The input:
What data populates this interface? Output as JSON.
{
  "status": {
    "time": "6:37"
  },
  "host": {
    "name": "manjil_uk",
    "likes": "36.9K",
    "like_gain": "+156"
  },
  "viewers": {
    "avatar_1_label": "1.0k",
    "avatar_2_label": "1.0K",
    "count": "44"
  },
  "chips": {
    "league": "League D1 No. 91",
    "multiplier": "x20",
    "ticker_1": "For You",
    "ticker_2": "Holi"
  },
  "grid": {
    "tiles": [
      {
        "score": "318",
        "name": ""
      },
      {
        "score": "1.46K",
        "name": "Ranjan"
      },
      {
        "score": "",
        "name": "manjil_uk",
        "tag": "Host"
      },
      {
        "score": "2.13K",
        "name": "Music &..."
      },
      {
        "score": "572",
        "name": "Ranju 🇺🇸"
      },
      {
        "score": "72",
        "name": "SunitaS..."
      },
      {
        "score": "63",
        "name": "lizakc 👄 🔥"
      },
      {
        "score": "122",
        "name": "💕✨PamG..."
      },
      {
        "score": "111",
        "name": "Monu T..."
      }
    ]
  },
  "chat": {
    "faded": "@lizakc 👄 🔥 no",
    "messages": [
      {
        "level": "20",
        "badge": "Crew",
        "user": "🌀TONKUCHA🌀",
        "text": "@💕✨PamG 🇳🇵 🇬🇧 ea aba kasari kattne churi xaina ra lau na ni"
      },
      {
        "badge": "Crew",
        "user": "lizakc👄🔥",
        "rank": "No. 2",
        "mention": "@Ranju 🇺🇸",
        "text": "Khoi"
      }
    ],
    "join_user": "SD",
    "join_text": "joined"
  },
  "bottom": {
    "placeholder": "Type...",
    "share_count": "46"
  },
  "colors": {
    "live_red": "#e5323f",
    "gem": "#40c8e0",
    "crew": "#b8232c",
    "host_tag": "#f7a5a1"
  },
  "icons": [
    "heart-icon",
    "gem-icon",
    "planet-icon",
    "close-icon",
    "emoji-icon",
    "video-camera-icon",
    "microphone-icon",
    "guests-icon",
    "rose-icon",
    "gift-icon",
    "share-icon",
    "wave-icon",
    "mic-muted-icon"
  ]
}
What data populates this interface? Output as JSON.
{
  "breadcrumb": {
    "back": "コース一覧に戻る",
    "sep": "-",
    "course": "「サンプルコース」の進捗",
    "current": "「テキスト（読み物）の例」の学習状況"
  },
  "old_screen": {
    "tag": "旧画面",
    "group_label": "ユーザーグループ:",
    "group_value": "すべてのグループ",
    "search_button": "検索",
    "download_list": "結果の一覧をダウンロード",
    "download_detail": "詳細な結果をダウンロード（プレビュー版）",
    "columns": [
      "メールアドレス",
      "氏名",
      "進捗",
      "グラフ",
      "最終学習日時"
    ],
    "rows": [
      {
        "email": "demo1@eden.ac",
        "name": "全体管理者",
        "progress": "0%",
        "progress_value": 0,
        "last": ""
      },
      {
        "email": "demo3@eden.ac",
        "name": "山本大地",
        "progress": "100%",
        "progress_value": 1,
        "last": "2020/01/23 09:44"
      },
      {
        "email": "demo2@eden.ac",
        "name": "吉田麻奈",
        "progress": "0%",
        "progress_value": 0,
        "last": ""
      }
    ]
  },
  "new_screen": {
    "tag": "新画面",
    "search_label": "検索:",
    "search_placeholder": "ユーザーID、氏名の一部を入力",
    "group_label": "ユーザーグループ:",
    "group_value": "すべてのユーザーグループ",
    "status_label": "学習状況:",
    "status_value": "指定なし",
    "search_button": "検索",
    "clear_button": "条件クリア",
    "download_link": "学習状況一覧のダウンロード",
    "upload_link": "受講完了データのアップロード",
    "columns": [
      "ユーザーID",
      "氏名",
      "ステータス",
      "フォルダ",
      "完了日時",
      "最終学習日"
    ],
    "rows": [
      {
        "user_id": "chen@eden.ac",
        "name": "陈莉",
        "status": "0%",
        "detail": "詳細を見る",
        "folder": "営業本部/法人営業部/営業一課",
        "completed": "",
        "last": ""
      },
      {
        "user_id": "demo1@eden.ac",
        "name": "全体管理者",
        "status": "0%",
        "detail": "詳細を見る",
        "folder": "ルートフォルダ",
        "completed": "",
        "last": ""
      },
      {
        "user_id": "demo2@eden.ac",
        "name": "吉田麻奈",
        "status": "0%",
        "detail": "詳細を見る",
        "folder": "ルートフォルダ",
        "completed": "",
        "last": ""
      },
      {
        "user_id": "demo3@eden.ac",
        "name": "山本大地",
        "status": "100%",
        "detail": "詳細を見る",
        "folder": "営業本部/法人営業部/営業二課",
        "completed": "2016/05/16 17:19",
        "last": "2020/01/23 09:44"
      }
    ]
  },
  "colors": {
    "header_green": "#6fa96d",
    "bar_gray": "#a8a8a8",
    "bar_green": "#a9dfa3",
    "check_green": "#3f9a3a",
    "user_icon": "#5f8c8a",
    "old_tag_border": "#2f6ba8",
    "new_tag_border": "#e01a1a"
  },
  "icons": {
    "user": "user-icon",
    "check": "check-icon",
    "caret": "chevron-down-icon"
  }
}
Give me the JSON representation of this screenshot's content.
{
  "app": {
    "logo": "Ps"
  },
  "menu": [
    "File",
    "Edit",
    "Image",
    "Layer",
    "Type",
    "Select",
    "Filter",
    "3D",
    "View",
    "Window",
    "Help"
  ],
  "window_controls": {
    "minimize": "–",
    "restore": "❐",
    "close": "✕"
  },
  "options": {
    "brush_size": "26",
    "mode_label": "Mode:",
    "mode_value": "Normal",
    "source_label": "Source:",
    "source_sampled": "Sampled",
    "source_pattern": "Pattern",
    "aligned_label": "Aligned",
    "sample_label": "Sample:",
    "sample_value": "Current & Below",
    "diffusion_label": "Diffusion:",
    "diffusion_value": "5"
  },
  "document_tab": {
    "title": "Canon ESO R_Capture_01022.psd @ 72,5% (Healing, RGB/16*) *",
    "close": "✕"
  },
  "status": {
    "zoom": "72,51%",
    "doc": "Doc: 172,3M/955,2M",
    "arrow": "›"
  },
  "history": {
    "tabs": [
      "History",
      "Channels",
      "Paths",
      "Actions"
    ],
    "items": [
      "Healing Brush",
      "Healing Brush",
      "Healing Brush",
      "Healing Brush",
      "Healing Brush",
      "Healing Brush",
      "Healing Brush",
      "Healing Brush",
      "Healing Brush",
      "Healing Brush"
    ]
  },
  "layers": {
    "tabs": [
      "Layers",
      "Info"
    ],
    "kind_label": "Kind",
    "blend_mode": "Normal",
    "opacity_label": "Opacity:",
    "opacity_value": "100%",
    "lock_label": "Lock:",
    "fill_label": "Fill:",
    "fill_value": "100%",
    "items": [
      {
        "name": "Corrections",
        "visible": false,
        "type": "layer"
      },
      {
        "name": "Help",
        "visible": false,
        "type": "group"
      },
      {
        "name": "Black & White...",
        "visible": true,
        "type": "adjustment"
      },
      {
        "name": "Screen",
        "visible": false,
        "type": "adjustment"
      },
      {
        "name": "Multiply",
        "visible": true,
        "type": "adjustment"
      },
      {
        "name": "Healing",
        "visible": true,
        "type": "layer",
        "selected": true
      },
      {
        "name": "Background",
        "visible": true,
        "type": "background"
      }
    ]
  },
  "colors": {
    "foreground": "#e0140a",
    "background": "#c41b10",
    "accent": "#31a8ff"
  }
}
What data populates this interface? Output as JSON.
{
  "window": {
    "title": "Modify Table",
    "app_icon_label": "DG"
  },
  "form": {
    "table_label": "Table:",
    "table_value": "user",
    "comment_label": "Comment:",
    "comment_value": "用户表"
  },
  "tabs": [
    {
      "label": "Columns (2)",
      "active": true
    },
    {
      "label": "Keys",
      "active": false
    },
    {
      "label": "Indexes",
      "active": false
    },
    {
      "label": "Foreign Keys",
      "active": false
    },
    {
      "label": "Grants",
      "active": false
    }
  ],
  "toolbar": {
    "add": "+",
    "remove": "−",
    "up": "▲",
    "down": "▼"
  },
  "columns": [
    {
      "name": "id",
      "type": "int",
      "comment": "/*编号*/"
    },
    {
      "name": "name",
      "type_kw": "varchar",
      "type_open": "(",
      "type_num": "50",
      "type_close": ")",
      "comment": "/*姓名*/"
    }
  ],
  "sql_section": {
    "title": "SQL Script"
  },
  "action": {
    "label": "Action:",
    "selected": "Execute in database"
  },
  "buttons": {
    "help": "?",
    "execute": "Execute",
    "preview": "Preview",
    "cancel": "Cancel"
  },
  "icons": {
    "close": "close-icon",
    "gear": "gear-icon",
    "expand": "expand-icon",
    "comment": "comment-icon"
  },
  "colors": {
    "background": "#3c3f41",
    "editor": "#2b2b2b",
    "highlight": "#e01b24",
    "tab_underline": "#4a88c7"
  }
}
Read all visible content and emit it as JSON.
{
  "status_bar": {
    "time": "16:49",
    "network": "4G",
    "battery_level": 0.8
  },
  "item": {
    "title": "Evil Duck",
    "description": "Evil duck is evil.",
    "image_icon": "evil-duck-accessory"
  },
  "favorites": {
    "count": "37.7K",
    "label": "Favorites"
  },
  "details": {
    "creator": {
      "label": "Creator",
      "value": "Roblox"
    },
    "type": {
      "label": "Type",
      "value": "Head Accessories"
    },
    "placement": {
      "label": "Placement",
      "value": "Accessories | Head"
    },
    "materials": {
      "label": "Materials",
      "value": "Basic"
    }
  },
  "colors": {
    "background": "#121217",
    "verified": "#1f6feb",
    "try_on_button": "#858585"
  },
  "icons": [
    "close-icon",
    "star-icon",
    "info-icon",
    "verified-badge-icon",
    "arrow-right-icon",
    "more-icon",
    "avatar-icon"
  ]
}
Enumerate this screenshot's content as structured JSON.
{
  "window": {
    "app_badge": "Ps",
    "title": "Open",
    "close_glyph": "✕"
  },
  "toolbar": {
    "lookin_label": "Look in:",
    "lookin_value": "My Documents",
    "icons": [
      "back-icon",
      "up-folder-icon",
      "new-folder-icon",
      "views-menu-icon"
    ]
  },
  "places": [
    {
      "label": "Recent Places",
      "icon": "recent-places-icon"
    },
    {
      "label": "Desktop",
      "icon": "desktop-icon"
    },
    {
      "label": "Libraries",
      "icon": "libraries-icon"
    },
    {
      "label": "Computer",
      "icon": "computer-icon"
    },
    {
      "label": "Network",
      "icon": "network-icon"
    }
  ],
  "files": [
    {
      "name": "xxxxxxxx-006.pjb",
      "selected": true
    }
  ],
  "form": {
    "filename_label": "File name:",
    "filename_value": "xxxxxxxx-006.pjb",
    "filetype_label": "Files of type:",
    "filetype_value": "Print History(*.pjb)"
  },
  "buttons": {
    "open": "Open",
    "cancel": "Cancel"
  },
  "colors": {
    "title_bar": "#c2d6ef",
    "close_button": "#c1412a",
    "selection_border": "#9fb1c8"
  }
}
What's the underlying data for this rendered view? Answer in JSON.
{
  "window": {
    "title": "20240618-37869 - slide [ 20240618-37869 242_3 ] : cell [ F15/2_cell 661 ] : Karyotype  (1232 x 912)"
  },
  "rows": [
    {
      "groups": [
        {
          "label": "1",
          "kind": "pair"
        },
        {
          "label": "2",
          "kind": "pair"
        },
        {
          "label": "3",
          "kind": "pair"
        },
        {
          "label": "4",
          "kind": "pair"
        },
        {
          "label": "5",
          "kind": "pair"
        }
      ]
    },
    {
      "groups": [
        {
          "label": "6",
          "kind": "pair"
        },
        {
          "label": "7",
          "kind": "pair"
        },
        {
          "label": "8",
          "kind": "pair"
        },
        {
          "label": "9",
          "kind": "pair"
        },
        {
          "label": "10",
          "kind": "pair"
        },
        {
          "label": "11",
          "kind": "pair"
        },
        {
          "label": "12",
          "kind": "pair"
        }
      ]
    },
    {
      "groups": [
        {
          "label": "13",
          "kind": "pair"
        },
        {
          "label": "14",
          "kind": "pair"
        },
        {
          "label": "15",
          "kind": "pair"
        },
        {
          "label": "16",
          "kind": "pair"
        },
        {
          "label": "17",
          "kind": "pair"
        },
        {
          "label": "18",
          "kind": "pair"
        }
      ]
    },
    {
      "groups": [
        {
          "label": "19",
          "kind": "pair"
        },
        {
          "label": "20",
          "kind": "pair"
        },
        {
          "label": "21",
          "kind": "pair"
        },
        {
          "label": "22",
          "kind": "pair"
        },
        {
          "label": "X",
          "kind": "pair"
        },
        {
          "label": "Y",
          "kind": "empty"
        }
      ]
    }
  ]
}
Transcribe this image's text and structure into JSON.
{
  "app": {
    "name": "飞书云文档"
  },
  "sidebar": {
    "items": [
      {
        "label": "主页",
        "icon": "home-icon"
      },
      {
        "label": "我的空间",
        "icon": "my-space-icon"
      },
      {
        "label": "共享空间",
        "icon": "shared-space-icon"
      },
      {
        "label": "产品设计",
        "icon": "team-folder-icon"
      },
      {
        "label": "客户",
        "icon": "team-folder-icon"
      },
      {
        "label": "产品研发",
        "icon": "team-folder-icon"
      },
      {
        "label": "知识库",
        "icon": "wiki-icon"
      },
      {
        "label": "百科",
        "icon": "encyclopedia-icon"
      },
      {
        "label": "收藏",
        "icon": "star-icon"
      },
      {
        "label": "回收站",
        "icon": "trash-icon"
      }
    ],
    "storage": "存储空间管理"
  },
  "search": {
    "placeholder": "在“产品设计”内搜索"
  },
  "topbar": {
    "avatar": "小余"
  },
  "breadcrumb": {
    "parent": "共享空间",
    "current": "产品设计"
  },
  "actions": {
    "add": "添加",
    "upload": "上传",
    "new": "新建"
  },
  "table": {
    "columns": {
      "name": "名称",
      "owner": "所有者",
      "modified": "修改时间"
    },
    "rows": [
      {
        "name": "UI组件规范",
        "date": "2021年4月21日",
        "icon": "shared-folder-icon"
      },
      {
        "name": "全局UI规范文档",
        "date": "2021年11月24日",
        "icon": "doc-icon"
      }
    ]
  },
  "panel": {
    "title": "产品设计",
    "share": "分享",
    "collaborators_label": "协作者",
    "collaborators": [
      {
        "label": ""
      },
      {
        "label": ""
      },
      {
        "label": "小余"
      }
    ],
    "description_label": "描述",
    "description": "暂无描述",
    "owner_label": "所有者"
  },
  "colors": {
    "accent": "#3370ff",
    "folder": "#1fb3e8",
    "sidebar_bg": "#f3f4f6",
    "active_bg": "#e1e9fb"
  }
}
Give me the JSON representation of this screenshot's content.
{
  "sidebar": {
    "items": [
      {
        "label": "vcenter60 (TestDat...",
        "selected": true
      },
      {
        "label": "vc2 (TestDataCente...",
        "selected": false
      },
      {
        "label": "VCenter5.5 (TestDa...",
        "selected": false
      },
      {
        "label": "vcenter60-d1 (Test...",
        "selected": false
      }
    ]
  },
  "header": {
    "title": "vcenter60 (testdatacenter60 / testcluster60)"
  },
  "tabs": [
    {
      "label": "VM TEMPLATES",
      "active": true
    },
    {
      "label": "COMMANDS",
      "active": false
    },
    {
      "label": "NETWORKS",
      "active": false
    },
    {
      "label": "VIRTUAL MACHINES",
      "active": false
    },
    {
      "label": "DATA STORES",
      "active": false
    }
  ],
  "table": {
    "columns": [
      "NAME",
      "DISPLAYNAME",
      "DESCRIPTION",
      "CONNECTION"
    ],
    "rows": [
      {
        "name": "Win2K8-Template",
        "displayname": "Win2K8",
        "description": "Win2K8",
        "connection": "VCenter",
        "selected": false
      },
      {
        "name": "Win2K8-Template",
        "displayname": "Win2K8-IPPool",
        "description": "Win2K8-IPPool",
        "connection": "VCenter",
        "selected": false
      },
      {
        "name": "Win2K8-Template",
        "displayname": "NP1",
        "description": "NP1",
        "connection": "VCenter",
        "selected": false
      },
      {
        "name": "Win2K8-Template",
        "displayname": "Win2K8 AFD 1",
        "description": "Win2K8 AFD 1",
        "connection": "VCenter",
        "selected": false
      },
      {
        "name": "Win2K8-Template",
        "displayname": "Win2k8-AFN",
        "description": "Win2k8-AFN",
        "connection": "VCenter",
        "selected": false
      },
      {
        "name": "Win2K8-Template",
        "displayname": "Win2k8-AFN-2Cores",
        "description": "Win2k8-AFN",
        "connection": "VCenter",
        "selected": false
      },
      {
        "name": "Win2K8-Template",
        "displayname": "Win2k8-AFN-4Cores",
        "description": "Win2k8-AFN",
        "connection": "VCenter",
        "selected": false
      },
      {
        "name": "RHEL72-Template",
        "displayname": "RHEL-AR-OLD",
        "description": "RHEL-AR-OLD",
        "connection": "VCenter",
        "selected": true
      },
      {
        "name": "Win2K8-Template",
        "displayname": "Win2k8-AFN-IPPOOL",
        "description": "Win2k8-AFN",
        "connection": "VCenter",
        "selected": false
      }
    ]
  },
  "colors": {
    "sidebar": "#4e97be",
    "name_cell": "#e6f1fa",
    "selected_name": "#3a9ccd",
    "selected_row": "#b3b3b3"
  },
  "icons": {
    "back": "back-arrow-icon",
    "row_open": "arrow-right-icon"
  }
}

Work to be completed: Lines of the material that contain the word "space" are to be gathered.

Final result:
        "icon": "my-space-icon"
        "icon": "shared-space-icon"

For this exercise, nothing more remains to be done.